Work to complete>
Give the listing again in full, exactly as written.

--- Stored records ---

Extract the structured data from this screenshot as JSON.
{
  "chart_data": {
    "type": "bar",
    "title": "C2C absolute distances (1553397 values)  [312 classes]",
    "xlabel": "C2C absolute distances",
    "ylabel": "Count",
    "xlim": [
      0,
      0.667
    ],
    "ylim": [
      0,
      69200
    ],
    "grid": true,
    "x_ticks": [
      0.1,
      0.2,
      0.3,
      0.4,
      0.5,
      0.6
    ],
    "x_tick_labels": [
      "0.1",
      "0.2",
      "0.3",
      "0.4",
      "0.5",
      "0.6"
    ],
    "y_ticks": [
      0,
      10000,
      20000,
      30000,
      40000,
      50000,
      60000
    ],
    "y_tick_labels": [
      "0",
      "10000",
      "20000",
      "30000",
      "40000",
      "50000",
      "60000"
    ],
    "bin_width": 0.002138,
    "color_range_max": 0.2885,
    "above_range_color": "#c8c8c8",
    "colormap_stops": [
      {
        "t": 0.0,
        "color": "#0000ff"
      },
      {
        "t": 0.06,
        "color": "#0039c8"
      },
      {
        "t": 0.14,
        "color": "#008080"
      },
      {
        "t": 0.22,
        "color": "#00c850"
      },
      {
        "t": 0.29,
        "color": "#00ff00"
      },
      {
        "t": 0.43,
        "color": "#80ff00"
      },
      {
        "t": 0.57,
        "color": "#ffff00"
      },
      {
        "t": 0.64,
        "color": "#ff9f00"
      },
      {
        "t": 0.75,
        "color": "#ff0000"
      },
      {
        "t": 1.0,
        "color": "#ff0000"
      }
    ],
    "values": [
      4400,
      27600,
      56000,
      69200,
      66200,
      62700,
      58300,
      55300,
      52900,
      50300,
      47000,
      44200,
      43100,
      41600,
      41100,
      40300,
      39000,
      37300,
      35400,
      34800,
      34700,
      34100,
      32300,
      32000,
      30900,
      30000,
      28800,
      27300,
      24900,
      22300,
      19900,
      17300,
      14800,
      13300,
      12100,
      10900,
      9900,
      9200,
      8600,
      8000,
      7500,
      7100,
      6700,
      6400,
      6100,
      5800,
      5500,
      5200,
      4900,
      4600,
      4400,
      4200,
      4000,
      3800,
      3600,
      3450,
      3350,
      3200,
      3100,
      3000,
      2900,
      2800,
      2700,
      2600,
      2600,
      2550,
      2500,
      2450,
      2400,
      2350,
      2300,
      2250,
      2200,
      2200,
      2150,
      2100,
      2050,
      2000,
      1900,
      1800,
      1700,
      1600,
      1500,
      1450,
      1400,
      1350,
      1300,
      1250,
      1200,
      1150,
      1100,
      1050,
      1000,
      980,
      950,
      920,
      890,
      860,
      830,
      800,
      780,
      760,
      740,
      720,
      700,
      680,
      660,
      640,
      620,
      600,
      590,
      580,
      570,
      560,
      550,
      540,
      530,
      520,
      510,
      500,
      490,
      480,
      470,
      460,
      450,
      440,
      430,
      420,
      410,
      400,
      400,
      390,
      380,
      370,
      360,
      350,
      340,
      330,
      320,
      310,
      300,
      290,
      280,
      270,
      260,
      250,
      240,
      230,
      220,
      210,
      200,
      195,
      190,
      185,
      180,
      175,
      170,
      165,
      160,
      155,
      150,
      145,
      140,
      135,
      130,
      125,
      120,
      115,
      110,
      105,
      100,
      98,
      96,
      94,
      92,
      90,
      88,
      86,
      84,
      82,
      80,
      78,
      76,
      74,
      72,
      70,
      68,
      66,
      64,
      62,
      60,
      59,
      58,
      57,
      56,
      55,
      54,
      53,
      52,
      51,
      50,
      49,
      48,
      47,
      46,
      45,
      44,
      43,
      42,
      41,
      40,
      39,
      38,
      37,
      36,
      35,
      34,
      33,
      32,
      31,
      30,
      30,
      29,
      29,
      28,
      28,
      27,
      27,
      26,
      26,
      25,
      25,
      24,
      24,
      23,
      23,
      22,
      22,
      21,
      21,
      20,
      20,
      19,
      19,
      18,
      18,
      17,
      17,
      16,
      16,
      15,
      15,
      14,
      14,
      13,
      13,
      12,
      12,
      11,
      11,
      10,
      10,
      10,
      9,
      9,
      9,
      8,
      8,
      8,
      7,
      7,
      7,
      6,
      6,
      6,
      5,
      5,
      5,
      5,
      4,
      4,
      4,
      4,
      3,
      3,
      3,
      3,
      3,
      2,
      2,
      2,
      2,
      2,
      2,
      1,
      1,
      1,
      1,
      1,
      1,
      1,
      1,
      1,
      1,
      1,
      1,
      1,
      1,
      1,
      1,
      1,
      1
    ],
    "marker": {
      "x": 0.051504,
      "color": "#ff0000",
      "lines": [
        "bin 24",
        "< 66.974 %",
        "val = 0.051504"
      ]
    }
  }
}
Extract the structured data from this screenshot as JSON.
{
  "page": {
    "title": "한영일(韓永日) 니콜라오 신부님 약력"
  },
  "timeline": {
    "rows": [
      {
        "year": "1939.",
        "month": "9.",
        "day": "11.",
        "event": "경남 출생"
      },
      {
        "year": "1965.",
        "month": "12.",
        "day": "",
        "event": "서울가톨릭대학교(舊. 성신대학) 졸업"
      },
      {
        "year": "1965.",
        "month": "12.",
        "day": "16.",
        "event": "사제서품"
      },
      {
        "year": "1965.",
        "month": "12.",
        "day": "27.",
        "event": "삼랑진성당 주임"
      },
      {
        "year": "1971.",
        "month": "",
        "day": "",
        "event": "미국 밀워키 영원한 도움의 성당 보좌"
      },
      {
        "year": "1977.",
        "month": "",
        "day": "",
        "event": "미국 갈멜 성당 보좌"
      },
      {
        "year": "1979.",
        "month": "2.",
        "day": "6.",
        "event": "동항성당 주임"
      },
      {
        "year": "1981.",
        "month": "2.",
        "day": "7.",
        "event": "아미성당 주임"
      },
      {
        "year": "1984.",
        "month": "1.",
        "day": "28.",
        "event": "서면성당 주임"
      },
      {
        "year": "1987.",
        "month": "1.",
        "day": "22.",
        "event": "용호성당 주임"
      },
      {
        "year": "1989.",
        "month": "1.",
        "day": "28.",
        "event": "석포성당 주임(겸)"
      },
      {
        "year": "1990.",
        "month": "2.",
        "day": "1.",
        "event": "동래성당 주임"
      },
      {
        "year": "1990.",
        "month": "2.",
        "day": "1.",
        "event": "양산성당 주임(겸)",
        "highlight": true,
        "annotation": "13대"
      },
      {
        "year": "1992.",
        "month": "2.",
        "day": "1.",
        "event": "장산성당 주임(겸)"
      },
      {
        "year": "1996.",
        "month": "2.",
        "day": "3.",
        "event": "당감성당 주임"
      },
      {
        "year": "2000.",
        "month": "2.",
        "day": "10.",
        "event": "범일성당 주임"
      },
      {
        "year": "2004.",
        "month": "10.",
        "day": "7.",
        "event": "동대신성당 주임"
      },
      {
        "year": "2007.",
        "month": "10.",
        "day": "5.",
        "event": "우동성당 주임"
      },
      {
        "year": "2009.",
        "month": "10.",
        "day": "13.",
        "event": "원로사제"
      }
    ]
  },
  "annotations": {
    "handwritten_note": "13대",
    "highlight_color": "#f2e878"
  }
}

---

Solved problem>
Extract the structured data from this screenshot as JSON.
{
  "chart_data": {
    "type": "bar",
    "title": "C2C absolute distances (1553397 values)  [312 classes]",
    "xlabel": "C2C absolute distances",
    "ylabel": "Count",
    "xlim": [
      0,
      0.667
    ],
    "ylim": [
      0,
      69200
    ],
    "grid": true,
    "x_ticks": [
      0.1,
      0.2,
      0.3,
      0.4,
      0.5,
      0.6
    ],
    "x_tick_labels": [
      "0.1",
      "0.2",
      "0.3",
      "0.4",
      "0.5",
      "0.6"
    ],
    "y_ticks": [
      0,
      10000,
      20000,
      30000,
      40000,
      50000,
      60000
    ],
    "y_tick_labels": [
      "0",
      "10000",
      "20000",
      "30000",
      "40000",
      "50000",
      "60000"
    ],
    "bin_width": 0.002138,
    "color_range_max": 0.2885,
    "above_range_color": "#c8c8c8",
    "colormap_stops": [
      {
        "t": 0.0,
        "color": "#0000ff"
      },
      {
        "t": 0.06,
        "color": "#0039c8"
      },
      {
        "t": 0.14,
        "color": "#008080"
      },
      {
        "t": 0.22,
        "color": "#00c850"
      },
      {
        "t": 0.29,
        "color": "#00ff00"
      },
      {
        "t": 0.43,
        "color": "#80ff00"
      },
      {
        "t": 0.57,
        "color": "#ffff00"
      },
      {
        "t": 0.64,
        "color": "#ff9f00"
      },
      {
        "t": 0.75,
        "color": "#ff0000"
      },
      {
        "t": 1.0,
        "color": "#ff0000"
      }
    ],
    "values": [
      4400,
      27600,
      56000,
      69200,
      66200,
      62700,
      58300,
      55300,
      52900,
      50300,
      47000,
      44200,
      43100,
      41600,
      41100,
      40300,
      39000,
      37300,
      35400,
      34800,
      34700,
      34100,
      32300,
      32000,
      30900,
      30000,
      28800,
      27300,
      24900,
      22300,
      19900,
      17300,
      14800,
      13300,
      12100,
      10900,
      9900,
      9200,
      8600,
      8000,
      7500,
      7100,
      6700,
      6400,
      6100,
      5800,
      5500,
      5200,
      4900,
      4600,
      4400,
      4200,
      4000,
      3800,
      3600,
      3450,
      3350,
      3200,
      3100,
      3000,
      2900,
      2800,
      2700,
      2600,
      2600,
      2550,
      2500,
      2450,
      2400,
      2350,
      2300,
      2250,
      2200,
      2200,
      2150,
      2100,
      2050,
      2000,
      1900,
      1800,
      1700,
      1600,
      1500,
      1450,
      1400,
      1350,
      1300,
      1250,
      1200,
      1150,
      1100,
      1050,
      1000,
      980,
      950,
      920,
      890,
      860,
      830,
      800,
      780,
      760,
      740,
      720,
      700,
      680,
      660,
      640,
      620,
      600,
      590,
      580,
      570,
      560,
      550,
      540,
      530,
      520,
      510,
      500,
      490,
      480,
      470,
      460,
      450,
      440,
      430,
      420,
      410,
      400,
      400,
      390,
      380,
      370,
      360,
      350,
      340,
      330,
      320,
      310,
      300,
      290,
      280,
      270,
      260,
      250,
      240,
      230,
      220,
      210,
      200,
      195,
      190,
      185,
      180,
      175,
      170,
      165,
      160,
      155,
      150,
      145,
      140,
      135,
      130,
      125,
      120,
      115,
      110,
      105,
      100,
      98,
      96,
      94,
      92,
      90,
      88,
      86,
      84,
      82,
      80,
      78,
      76,
      74,
      72,
      70,
      68,
      66,
      64,
      62,
      60,
      59,
      58,
      57,
      56,
      55,
      54,
      53,
      52,
      51,
      50,
      49,
      48,
      47,
      46,
      45,
      44,
      43,
      42,
      41,
      40,
      39,
      38,
      37,
      36,
      35,
      34,
      33,
      32,
      31,
      30,
      30,
      29,
      29,
      28,
      28,
      27,
      27,
      26,
      26,
      25,
      25,
      24,
      24,
      23,
      23,
      22,
      22,
      21,
      21,
      20,
      20,
      19,
      19,
      18,
      18,
      17,
      17,
      16,
      16,
      15,
      15,
      14,
      14,
      13,
      13,
      12,
      12,
      11,
      11,
      10,
      10,
      10,
      9,
      9,
      9,
      8,
      8,
      8,
      7,
      7,
      7,
      6,
      6,
      6,
      5,
      5,
      5,
      5,
      4,
      4,
      4,
      4,
      3,
      3,
      3,
      3,
      3,
      2,
      2,
      2,
      2,
      2,
      2,
      1,
      1,
      1,
      1,
      1,
      1,
      1,
      1,
      1,
      1,
      1,
      1,
      1,
      1,
      1,
      1,
      1,
      1
    ],
    "marker": {
      "x": 0.051504,
      "color": "#ff0000",
      "lines": [
        "bin 24",
        "< 66.974 %",
        "val = 0.051504"
      ]
    }
  }
}
Extract the structured data from this screenshot as JSON.
{
  "page": {
    "title": "한영일(韓永日) 니콜라오 신부님 약력"
  },
  "timeline": {
    "rows": [
      {
        "year": "1939.",
        "month": "9.",
        "day": "11.",
        "event": "경남 출생"
      },
      {
        "year": "1965.",
        "month": "12.",
        "day": "",
        "event": "서울가톨릭대학교(舊. 성신대학) 졸업"
      },
      {
        "year": "1965.",
        "month": "12.",
        "day": "16.",
        "event": "사제서품"
      },
      {
        "year": "1965.",
        "month": "12.",
        "day": "27.",
        "event": "삼랑진성당 주임"
      },
      {
        "year": "1971.",
        "month": "",
        "day": "",
        "event": "미국 밀워키 영원한 도움의 성당 보좌"
      },
      {
        "year": "1977.",
        "month": "",
        "day": "",
        "event": "미국 갈멜 성당 보좌"
      },
      {
        "year": "1979.",
        "month": "2.",
        "day": "6.",
        "event": "동항성당 주임"
      },
      {
        "year": "1981.",
        "month": "2.",
        "day": "7.",
        "event": "아미성당 주임"
      },
      {
        "year": "1984.",
        "month": "1.",
        "day": "28.",
        "event": "서면성당 주임"
      },
      {
        "year": "1987.",
        "month": "1.",
        "day": "22.",
        "event": "용호성당 주임"
      },
      {
        "year": "1989.",
        "month": "1.",
        "day": "28.",
        "event": "석포성당 주임(겸)"
      },
      {
        "year": "1990.",
        "month": "2.",
        "day": "1.",
        "event": "동래성당 주임"
      },
      {
        "year": "1990.",
        "month": "2.",
        "day": "1.",
        "event": "양산성당 주임(겸)",
        "highlight": true,
        "annotation": "13대"
      },
      {
        "year": "1992.",
        "month": "2.",
        "day": "1.",
        "event": "장산성당 주임(겸)"
      },
      {
        "year": "1996.",
        "month": "2.",
        "day": "3.",
        "event": "당감성당 주임"
      },
      {
        "year": "2000.",
        "month": "2.",
        "day": "10.",
        "event": "범일성당 주임"
      },
      {
        "year": "2004.",
        "month": "10.",
        "day": "7.",
        "event": "동대신성당 주임"
      },
      {
        "year": "2007.",
        "month": "10.",
        "day": "5.",
        "event": "우동성당 주임"
      },
      {
        "year": "2009.",
        "month": "10.",
        "day": "13.",
        "event": "원로사제"
      }
    ]
  },
  "annotations": {
    "handwritten_note": "13대",
    "highlight_color": "#f2e878"
  }
}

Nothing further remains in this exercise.